*Exercise tasks*
1. In the text on the left ventricular pacing site in CRT, which patients does the study cover?
2. Set down, word for word, the part of the text on the left ventricular pacing site in CRT that opens with the words containing "Introduction" and closes with "heart failure patients.".

SEARCH

SEARCH BY CITATION

Keywords:

  • acute hemodynamic;
  • cardiac resynchronization therapy;
  • endocardial pacing;
  • heart failure;
  • implantable cardioverter defibrillator;
  • left ventricular pacing

Electrical Impact of the Left Ventricular Pacing Site in CRT

Introduction

Recent studies have demonstrated that left ventricular (LV) pacing site is a critical parameter in optimizing cardiac resynchronization therapy (CRT). The present study evaluates the effect of pacing from different LV locations on QRS duration (QRSd) and their relationship to acute hemodynamic response in congestive heart failure patients.

*The data*

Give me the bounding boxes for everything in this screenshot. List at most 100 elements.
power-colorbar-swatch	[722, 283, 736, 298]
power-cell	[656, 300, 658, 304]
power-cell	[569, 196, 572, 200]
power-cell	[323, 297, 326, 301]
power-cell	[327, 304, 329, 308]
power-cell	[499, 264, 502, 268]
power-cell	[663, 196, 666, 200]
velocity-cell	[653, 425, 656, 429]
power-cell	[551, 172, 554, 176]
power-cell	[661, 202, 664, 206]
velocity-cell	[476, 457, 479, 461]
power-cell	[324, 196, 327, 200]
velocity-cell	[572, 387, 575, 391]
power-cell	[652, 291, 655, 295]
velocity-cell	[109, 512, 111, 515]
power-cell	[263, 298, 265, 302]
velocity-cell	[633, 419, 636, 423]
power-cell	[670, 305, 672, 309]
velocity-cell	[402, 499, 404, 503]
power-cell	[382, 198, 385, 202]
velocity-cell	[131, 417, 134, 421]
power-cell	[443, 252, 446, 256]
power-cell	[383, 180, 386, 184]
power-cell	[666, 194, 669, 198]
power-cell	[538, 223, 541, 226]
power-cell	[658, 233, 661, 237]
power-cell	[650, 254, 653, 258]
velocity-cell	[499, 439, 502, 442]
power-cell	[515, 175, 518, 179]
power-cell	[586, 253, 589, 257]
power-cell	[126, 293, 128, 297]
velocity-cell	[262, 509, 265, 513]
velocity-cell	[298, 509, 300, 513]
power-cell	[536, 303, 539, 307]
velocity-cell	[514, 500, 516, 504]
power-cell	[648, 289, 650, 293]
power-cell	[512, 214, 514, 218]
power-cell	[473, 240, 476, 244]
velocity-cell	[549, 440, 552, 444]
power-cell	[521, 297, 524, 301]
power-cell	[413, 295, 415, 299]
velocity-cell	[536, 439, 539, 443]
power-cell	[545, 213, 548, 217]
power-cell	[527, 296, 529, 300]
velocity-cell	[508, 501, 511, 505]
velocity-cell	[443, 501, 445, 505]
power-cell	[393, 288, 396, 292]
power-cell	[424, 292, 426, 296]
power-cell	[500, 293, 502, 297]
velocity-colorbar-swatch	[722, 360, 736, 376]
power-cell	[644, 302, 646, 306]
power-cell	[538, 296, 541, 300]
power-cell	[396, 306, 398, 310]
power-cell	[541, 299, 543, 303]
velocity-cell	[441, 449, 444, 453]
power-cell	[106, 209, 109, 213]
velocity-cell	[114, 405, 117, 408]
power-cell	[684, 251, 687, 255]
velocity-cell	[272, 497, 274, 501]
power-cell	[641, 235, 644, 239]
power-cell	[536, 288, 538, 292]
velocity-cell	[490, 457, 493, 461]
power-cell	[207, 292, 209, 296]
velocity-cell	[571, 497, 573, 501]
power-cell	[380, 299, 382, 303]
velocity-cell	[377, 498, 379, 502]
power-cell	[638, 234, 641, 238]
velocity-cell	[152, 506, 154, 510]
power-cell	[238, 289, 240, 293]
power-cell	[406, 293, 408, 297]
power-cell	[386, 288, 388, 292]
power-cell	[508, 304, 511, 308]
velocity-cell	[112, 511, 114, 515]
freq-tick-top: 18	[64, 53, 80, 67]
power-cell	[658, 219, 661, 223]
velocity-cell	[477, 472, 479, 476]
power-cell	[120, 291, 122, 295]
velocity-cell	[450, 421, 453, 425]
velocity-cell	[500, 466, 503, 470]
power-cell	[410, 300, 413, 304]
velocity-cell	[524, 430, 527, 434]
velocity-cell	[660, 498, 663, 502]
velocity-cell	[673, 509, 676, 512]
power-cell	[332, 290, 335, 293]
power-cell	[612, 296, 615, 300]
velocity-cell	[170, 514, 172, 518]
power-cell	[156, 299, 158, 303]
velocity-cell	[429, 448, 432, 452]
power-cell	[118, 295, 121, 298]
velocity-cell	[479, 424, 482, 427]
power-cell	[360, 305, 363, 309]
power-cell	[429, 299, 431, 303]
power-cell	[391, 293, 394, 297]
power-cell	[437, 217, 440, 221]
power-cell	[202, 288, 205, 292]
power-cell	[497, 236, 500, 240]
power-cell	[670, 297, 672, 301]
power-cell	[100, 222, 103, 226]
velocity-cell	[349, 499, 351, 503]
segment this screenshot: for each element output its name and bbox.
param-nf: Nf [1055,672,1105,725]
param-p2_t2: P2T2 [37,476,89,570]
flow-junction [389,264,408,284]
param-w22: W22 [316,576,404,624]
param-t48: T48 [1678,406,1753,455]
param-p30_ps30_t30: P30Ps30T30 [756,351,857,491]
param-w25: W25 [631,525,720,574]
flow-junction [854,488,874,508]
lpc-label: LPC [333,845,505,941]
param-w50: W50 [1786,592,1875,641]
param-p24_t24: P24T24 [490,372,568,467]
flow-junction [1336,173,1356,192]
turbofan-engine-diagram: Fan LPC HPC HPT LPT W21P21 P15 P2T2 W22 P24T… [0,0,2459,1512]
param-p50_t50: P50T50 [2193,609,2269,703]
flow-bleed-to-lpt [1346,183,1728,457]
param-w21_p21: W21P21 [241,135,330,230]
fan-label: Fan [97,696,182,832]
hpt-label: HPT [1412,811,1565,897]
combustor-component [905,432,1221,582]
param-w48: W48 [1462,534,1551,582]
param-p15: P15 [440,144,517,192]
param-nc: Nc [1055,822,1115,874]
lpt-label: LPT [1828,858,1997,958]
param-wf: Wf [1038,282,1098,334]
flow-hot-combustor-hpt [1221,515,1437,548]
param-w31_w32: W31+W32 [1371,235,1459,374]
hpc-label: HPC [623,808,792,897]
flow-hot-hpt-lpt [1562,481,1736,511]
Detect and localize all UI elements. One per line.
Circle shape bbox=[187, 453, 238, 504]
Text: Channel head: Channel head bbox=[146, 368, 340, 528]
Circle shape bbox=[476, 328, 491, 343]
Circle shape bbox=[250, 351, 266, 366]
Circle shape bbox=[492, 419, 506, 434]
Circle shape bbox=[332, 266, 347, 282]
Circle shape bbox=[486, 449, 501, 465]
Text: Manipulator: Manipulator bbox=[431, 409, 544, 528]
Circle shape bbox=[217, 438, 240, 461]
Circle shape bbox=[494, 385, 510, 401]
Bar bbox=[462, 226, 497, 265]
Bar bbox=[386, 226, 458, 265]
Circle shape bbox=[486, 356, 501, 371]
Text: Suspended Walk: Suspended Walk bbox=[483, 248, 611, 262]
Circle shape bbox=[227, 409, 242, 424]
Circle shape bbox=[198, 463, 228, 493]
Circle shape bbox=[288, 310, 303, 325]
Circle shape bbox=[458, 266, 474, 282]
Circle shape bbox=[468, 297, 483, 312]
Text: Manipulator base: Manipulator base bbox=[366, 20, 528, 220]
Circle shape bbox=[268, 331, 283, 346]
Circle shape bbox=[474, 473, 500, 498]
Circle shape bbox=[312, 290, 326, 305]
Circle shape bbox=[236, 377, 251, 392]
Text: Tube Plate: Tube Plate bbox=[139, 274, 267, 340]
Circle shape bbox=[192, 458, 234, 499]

*Set of answers*
1. Congestive heart failure patients.

2.
Introduction

Recent studies have demonstrated that left ventricular (LV) pacing site is a critical parameter in optimizing cardiac resynchronization therapy (CRT). The present study evaluates the effect of pacing from different LV locations on QRS duration (QRSd) and their relationship to acute hemodynamic response in congestive heart failure patients.